▼▼▼

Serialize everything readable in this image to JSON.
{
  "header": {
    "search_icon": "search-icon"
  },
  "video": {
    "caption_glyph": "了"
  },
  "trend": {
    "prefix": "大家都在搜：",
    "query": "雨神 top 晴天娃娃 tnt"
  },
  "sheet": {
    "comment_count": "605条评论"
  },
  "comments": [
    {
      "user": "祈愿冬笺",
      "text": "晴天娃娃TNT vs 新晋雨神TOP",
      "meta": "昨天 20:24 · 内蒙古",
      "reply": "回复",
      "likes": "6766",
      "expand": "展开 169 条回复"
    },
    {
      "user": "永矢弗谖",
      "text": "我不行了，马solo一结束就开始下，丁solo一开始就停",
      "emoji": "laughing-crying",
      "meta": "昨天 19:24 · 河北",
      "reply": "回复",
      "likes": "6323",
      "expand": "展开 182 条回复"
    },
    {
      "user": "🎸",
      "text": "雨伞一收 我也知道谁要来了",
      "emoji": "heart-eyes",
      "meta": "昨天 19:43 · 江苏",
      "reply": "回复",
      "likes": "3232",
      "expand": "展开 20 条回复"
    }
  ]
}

▲▲▲

## What to produce
The listing above should be transcribed in full, exactly as written.

## Exercise response
Serialize everything readable in this image to JSON.
{
  "header": {
    "search_icon": "search-icon"
  },
  "video": {
    "caption_glyph": "了"
  },
  "trend": {
    "prefix": "大家都在搜：",
    "query": "雨神 top 晴天娃娃 tnt"
  },
  "sheet": {
    "comment_count": "605条评论"
  },
  "comments": [
    {
      "user": "祈愿冬笺",
      "text": "晴天娃娃TNT vs 新晋雨神TOP",
      "meta": "昨天 20:24 · 内蒙古",
      "reply": "回复",
      "likes": "6766",
      "expand": "展开 169 条回复"
    },
    {
      "user": "永矢弗谖",
      "text": "我不行了，马solo一结束就开始下，丁solo一开始就停",
      "emoji": "laughing-crying",
      "meta": "昨天 19:24 · 河北",
      "reply": "回复",
      "likes": "6323",
      "expand": "展开 182 条回复"
    },
    {
      "user": "🎸",
      "text": "雨伞一收 我也知道谁要来了",
      "emoji": "heart-eyes",
      "meta": "昨天 19:43 · 江苏",
      "reply": "回复",
      "likes": "3232",
      "expand": "展开 20 条回复"
    }
  ]
}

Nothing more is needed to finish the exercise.